## begin Reading passage
On 28 February 2013, with the club sitting second bottom of the league McGlynn left the club by mutual consent. Coach Gary Locke and player development manager Darren Murray took over as the club's interim management team. On 16 March, Locke was appointed as manager until the end of the 2013–14 season.

Playing kit
Hearts signed a long-term deal with Adidas as their kit manufacture for the 2012–13 season, replacing Umbro. Wonga.com remained as the shirts sponsor for the second consecutive season.

Club and player awards
The Heart of Midlothian young player of the year awards took place on 6 April 2013, with Angus Beith, Callum Tapping and Jamie Walker the recipients of the nights awards. The Heart of Midlothian player of the year awards took place on 19 May, with Jason Holt winning goal of the year, Jamie MacDonald save of the year, Marius Žaliūkas fans player of the year and Jamie MacDonald also taking player's player of the year. A special award the Doc Melvin Memorial Award was also given to ex Hearts physiotherapist Alan Rae, and the favourite moment of the year was declared as taking the lead at Anfield against Liverpool in the Europa League. Other awards over the course of the season included Jamie Walker winning the Weatherseal's Window of Opportunity Award, given to a player who has made the most of their first team opportunities and the club's match day programme winning best in the SPL and best in Scotland.

Transfers

Hearts first activity for the new season came with the announcement on 27 April 2012, that David Obua, Aaron Murdoch, Chris Tobin, Ryan Stewart, Colin Hamilton and Matthew Park had not been offered new contracts for the new season. Further announcements followed with the news that Ian Black, Adrian Mrowiec, Stephen Elliott, Gary Glen and Jordan Morton had also not been offered new contracts. On 6 July 2012, it was announced that both Suso Santana and Craig Beattie had turned down new contract offers and would also leave the club. Further departures included Jason Thomson, Chris Kane, Jonny Stewart, Gary Graham and the previous season's top scorer Rudi Skacel.

During pre-season the club brought in Rory Boulding and Anton Peterlin on trial. Neither signed for the club.

John McGlynn's first signing as manager was Finnish international Peter Enckelman, who was brought in as cover following an injury to Mark Ridgers. On transfer deadline day, Ryan Stevenson returned to the club signing a three-year contract, Liam Gordon signed from Raith Rovers and David Smith went the other way on loan. Hearts also accepted an undisclosed bid from Rangers for David Templeton and Ryan McGowan, with the latter opting to stay at Hearts after contract talks with Rangers.
## end Reading passage
## begin Information shown
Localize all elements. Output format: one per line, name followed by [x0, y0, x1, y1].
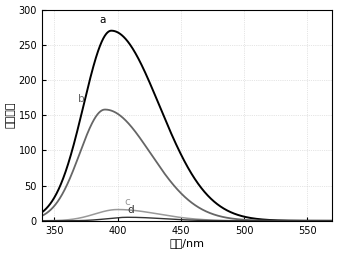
## end Information shown
The exercise: In the passage above on Hearts' 2012–13 season, which players were named in the 27 April 2012 announcement as not being offered new contracts? List all of them.

Answer in full: David Obua, Aaron Murdoch, Chris Tobin, Ryan Stewart, Colin Hamilton and Matthew Park.